## [TASK DIRECTIONS]
Restate the records that follow word for word; no pictures should appear.

+++ DATA SUPPLIED +++

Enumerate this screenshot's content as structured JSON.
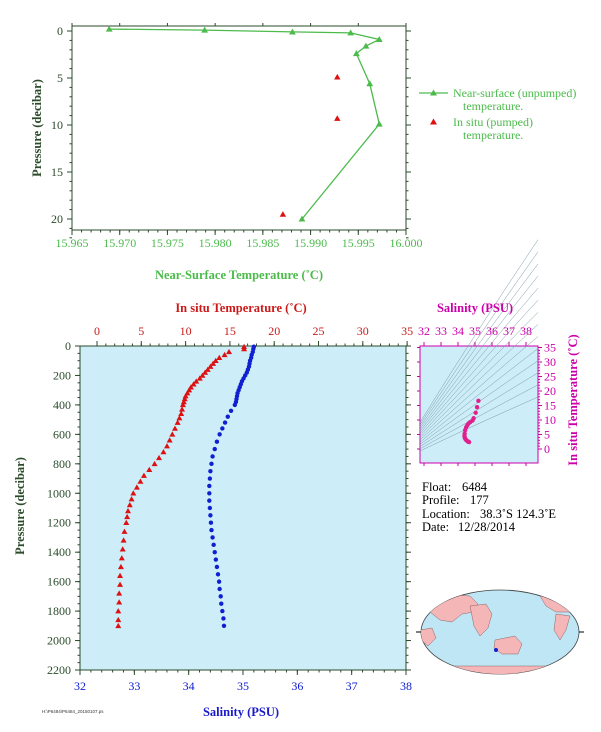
{
  "colors": {
    "near_surface": "#4cbb4c",
    "in_situ": "#dd1111",
    "salinity": "#1020d0",
    "ts_plot": "#cc00aa",
    "axis_dark": "#2b4b2b",
    "panel_bg": "#cdeef9",
    "red_label": "#cc1a1a",
    "blue_label": "#1a1acc"
  },
  "chart_data": [
    {
      "type": "line",
      "name": "near-surface-temperature-profile",
      "xlabel": "Near-Surface Temperature (˚C)",
      "ylabel": "Pressure (decibar)",
      "xlim": [
        15.965,
        16.0
      ],
      "ylim": [
        0,
        22
      ],
      "y_inverted": true,
      "xticks": [
        "15.965",
        "15.970",
        "15.975",
        "15.980",
        "15.985",
        "15.990",
        "15.995",
        "16.000"
      ],
      "yticks": [
        "0",
        "5",
        "10",
        "15",
        "20"
      ],
      "series": [
        {
          "name": "Near-surface (unpumped) temperature.",
          "marker": "triangle",
          "style": "line",
          "x": [
            15.9689,
            15.9789,
            15.9881,
            15.9942,
            15.9972,
            15.9958,
            15.9948,
            15.9962,
            15.9972,
            15.9891
          ],
          "y": [
            -0.2,
            -0.1,
            0.1,
            0.2,
            0.9,
            1.6,
            2.4,
            5.6,
            9.9,
            20.0
          ]
        },
        {
          "name": "In situ (pumped) temperature.",
          "marker": "triangle",
          "style": "points",
          "x": [
            15.9928,
            15.9928,
            15.9871
          ],
          "y": [
            4.9,
            9.3,
            19.5
          ]
        }
      ],
      "legend_position": "right"
    },
    {
      "type": "scatter",
      "name": "profile-temperature-salinity",
      "xlabel": "Salinity (PSU)",
      "x2label": "In situ Temperature (˚C)",
      "ylabel": "Pressure (decibar)",
      "xlim": [
        32,
        38
      ],
      "x2lim": [
        0,
        35
      ],
      "ylim": [
        0,
        2200
      ],
      "y_inverted": true,
      "xticks": [
        "32",
        "33",
        "34",
        "35",
        "36",
        "37",
        "38"
      ],
      "x2ticks": [
        "0",
        "5",
        "10",
        "15",
        "20",
        "25",
        "30",
        "35"
      ],
      "yticks": [
        "0",
        "200",
        "400",
        "600",
        "800",
        "1000",
        "1200",
        "1400",
        "1600",
        "1800",
        "2000",
        "2200"
      ],
      "temperature_series": {
        "name": "In situ Temperature",
        "pressure": [
          5,
          20,
          40,
          60,
          80,
          100,
          120,
          140,
          160,
          180,
          200,
          220,
          240,
          260,
          280,
          300,
          320,
          340,
          360,
          380,
          400,
          430,
          460,
          490,
          520,
          560,
          600,
          640,
          680,
          720,
          760,
          800,
          840,
          880,
          920,
          960,
          1000,
          1040,
          1080,
          1120,
          1160,
          1200,
          1260,
          1320,
          1380,
          1440,
          1500,
          1560,
          1620,
          1680,
          1740,
          1800,
          1860,
          1900
        ],
        "temperature": [
          16.6,
          16.6,
          14.9,
          14.4,
          13.8,
          13.4,
          13.1,
          12.8,
          12.5,
          12.2,
          11.9,
          11.6,
          11.2,
          10.9,
          10.6,
          10.4,
          10.2,
          10.0,
          9.9,
          9.8,
          9.7,
          9.6,
          9.5,
          9.3,
          9.1,
          8.8,
          8.5,
          8.2,
          7.9,
          7.5,
          7.0,
          6.5,
          5.9,
          5.3,
          4.9,
          4.5,
          4.1,
          3.9,
          3.7,
          3.5,
          3.4,
          3.3,
          3.1,
          3.0,
          2.9,
          2.8,
          2.7,
          2.6,
          2.6,
          2.5,
          2.5,
          2.4,
          2.4,
          2.4
        ]
      },
      "salinity_series": {
        "name": "Salinity",
        "pressure": [
          5,
          20,
          40,
          60,
          80,
          100,
          120,
          140,
          160,
          180,
          200,
          220,
          240,
          260,
          280,
          300,
          320,
          340,
          360,
          380,
          400,
          440,
          480,
          520,
          560,
          600,
          650,
          700,
          750,
          800,
          850,
          900,
          950,
          1000,
          1050,
          1100,
          1150,
          1200,
          1250,
          1300,
          1350,
          1400,
          1450,
          1500,
          1550,
          1600,
          1650,
          1700,
          1750,
          1800,
          1850,
          1900
        ],
        "salinity": [
          35.2,
          35.19,
          35.18,
          35.16,
          35.15,
          35.13,
          35.12,
          35.11,
          35.09,
          35.07,
          35.04,
          35.01,
          34.98,
          34.96,
          34.94,
          34.92,
          34.9,
          34.89,
          34.88,
          34.87,
          34.85,
          34.78,
          34.72,
          34.67,
          34.62,
          34.57,
          34.52,
          34.48,
          34.44,
          34.42,
          34.4,
          34.39,
          34.38,
          34.38,
          34.38,
          34.39,
          34.4,
          34.41,
          34.42,
          34.44,
          34.46,
          34.48,
          34.5,
          34.52,
          34.54,
          34.56,
          34.57,
          34.59,
          34.6,
          34.62,
          34.64,
          34.65
        ]
      }
    },
    {
      "type": "scatter",
      "name": "temperature-salinity-diagram",
      "title": "Salinity (PSU)",
      "ylabel": "In situ Temperature (˚C)",
      "xlim": [
        32,
        38
      ],
      "ylim": [
        -2,
        35
      ],
      "xticks": [
        "32",
        "33",
        "34",
        "35",
        "36",
        "37",
        "38"
      ],
      "yticks": [
        "0",
        "5",
        "10",
        "15",
        "20",
        "25",
        "30",
        "35"
      ],
      "salinity": [
        35.2,
        35.12,
        35.04,
        34.92,
        34.85,
        34.72,
        34.62,
        34.55,
        34.48,
        34.42,
        34.39,
        34.38,
        34.4,
        34.44,
        34.5,
        34.56,
        34.6,
        34.65
      ],
      "temperature": [
        16.6,
        14.4,
        12.5,
        10.6,
        9.8,
        9.3,
        8.8,
        8.2,
        7.5,
        6.5,
        5.3,
        4.5,
        3.9,
        3.4,
        3.0,
        2.7,
        2.5,
        2.4
      ]
    }
  ],
  "legend": {
    "near_surface_line1": "Near-surface (unpumped)",
    "near_surface_line2": "temperature.",
    "in_situ_line1": "In situ (pumped)",
    "in_situ_line2": "temperature."
  },
  "float_info": {
    "float_label": "Float:",
    "float_value": "6484",
    "profile_label": "Profile:",
    "profile_value": "177",
    "location_label": "Location:",
    "location_value": "38.3˚S  124.3˚E",
    "date_label": "Date:",
    "date_value": "12/28/2014"
  },
  "footer_note": "H:\\P6484\\P6484_20150107.ps"
}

+++

## [EXERCISE OUTPUT]
Enumerate this screenshot's content as structured JSON.
{
  "colors": {
    "near_surface": "#4cbb4c",
    "in_situ": "#dd1111",
    "salinity": "#1020d0",
    "ts_plot": "#cc00aa",
    "axis_dark": "#2b4b2b",
    "panel_bg": "#cdeef9",
    "red_label": "#cc1a1a",
    "blue_label": "#1a1acc"
  },
  "chart_data": [
    {
      "type": "line",
      "name": "near-surface-temperature-profile",
      "xlabel": "Near-Surface Temperature (˚C)",
      "ylabel": "Pressure (decibar)",
      "xlim": [
        15.965,
        16.0
      ],
      "ylim": [
        0,
        22
      ],
      "y_inverted": true,
      "xticks": [
        "15.965",
        "15.970",
        "15.975",
        "15.980",
        "15.985",
        "15.990",
        "15.995",
        "16.000"
      ],
      "yticks": [
        "0",
        "5",
        "10",
        "15",
        "20"
      ],
      "series": [
        {
          "name": "Near-surface (unpumped) temperature.",
          "marker": "triangle",
          "style": "line",
          "x": [
            15.9689,
            15.9789,
            15.9881,
            15.9942,
            15.9972,
            15.9958,
            15.9948,
            15.9962,
            15.9972,
            15.9891
          ],
          "y": [
            -0.2,
            -0.1,
            0.1,
            0.2,
            0.9,
            1.6,
            2.4,
            5.6,
            9.9,
            20.0
          ]
        },
        {
          "name": "In situ (pumped) temperature.",
          "marker": "triangle",
          "style": "points",
          "x": [
            15.9928,
            15.9928,
            15.9871
          ],
          "y": [
            4.9,
            9.3,
            19.5
          ]
        }
      ],
      "legend_position": "right"
    },
    {
      "type": "scatter",
      "name": "profile-temperature-salinity",
      "xlabel": "Salinity (PSU)",
      "x2label": "In situ Temperature (˚C)",
      "ylabel": "Pressure (decibar)",
      "xlim": [
        32,
        38
      ],
      "x2lim": [
        0,
        35
      ],
      "ylim": [
        0,
        2200
      ],
      "y_inverted": true,
      "xticks": [
        "32",
        "33",
        "34",
        "35",
        "36",
        "37",
        "38"
      ],
      "x2ticks": [
        "0",
        "5",
        "10",
        "15",
        "20",
        "25",
        "30",
        "35"
      ],
      "yticks": [
        "0",
        "200",
        "400",
        "600",
        "800",
        "1000",
        "1200",
        "1400",
        "1600",
        "1800",
        "2000",
        "2200"
      ],
      "temperature_series": {
        "name": "In situ Temperature",
        "pressure": [
          5,
          20,
          40,
          60,
          80,
          100,
          120,
          140,
          160,
          180,
          200,
          220,
          240,
          260,
          280,
          300,
          320,
          340,
          360,
          380,
          400,
          430,
          460,
          490,
          520,
          560,
          600,
          640,
          680,
          720,
          760,
          800,
          840,
          880,
          920,
          960,
          1000,
          1040,
          1080,
          1120,
          1160,
          1200,
          1260,
          1320,
          1380,
          1440,
          1500,
          1560,
          1620,
          1680,
          1740,
          1800,
          1860,
          1900
        ],
        "temperature": [
          16.6,
          16.6,
          14.9,
          14.4,
          13.8,
          13.4,
          13.1,
          12.8,
          12.5,
          12.2,
          11.9,
          11.6,
          11.2,
          10.9,
          10.6,
          10.4,
          10.2,
          10.0,
          9.9,
          9.8,
          9.7,
          9.6,
          9.5,
          9.3,
          9.1,
          8.8,
          8.5,
          8.2,
          7.9,
          7.5,
          7.0,
          6.5,
          5.9,
          5.3,
          4.9,
          4.5,
          4.1,
          3.9,
          3.7,
          3.5,
          3.4,
          3.3,
          3.1,
          3.0,
          2.9,
          2.8,
          2.7,
          2.6,
          2.6,
          2.5,
          2.5,
          2.4,
          2.4,
          2.4
        ]
      },
      "salinity_series": {
        "name": "Salinity",
        "pressure": [
          5,
          20,
          40,
          60,
          80,
          100,
          120,
          140,
          160,
          180,
          200,
          220,
          240,
          260,
          280,
          300,
          320,
          340,
          360,
          380,
          400,
          440,
          480,
          520,
          560,
          600,
          650,
          700,
          750,
          800,
          850,
          900,
          950,
          1000,
          1050,
          1100,
          1150,
          1200,
          1250,
          1300,
          1350,
          1400,
          1450,
          1500,
          1550,
          1600,
          1650,
          1700,
          1750,
          1800,
          1850,
          1900
        ],
        "salinity": [
          35.2,
          35.19,
          35.18,
          35.16,
          35.15,
          35.13,
          35.12,
          35.11,
          35.09,
          35.07,
          35.04,
          35.01,
          34.98,
          34.96,
          34.94,
          34.92,
          34.9,
          34.89,
          34.88,
          34.87,
          34.85,
          34.78,
          34.72,
          34.67,
          34.62,
          34.57,
          34.52,
          34.48,
          34.44,
          34.42,
          34.4,
          34.39,
          34.38,
          34.38,
          34.38,
          34.39,
          34.4,
          34.41,
          34.42,
          34.44,
          34.46,
          34.48,
          34.5,
          34.52,
          34.54,
          34.56,
          34.57,
          34.59,
          34.6,
          34.62,
          34.64,
          34.65
        ]
      }
    },
    {
      "type": "scatter",
      "name": "temperature-salinity-diagram",
      "title": "Salinity (PSU)",
      "ylabel": "In situ Temperature (˚C)",
      "xlim": [
        32,
        38
      ],
      "ylim": [
        -2,
        35
      ],
      "xticks": [
        "32",
        "33",
        "34",
        "35",
        "36",
        "37",
        "38"
      ],
      "yticks": [
        "0",
        "5",
        "10",
        "15",
        "20",
        "25",
        "30",
        "35"
      ],
      "salinity": [
        35.2,
        35.12,
        35.04,
        34.92,
        34.85,
        34.72,
        34.62,
        34.55,
        34.48,
        34.42,
        34.39,
        34.38,
        34.4,
        34.44,
        34.5,
        34.56,
        34.6,
        34.65
      ],
      "temperature": [
        16.6,
        14.4,
        12.5,
        10.6,
        9.8,
        9.3,
        8.8,
        8.2,
        7.5,
        6.5,
        5.3,
        4.5,
        3.9,
        3.4,
        3.0,
        2.7,
        2.5,
        2.4
      ]
    }
  ],
  "legend": {
    "near_surface_line1": "Near-surface (unpumped)",
    "near_surface_line2": "temperature.",
    "in_situ_line1": "In situ (pumped)",
    "in_situ_line2": "temperature."
  },
  "float_info": {
    "float_label": "Float:",
    "float_value": "6484",
    "profile_label": "Profile:",
    "profile_value": "177",
    "location_label": "Location:",
    "location_value": "38.3˚S  124.3˚E",
    "date_label": "Date:",
    "date_value": "12/28/2014"
  },
  "footer_note": "H:\\P6484\\P6484_20150107.ps"
}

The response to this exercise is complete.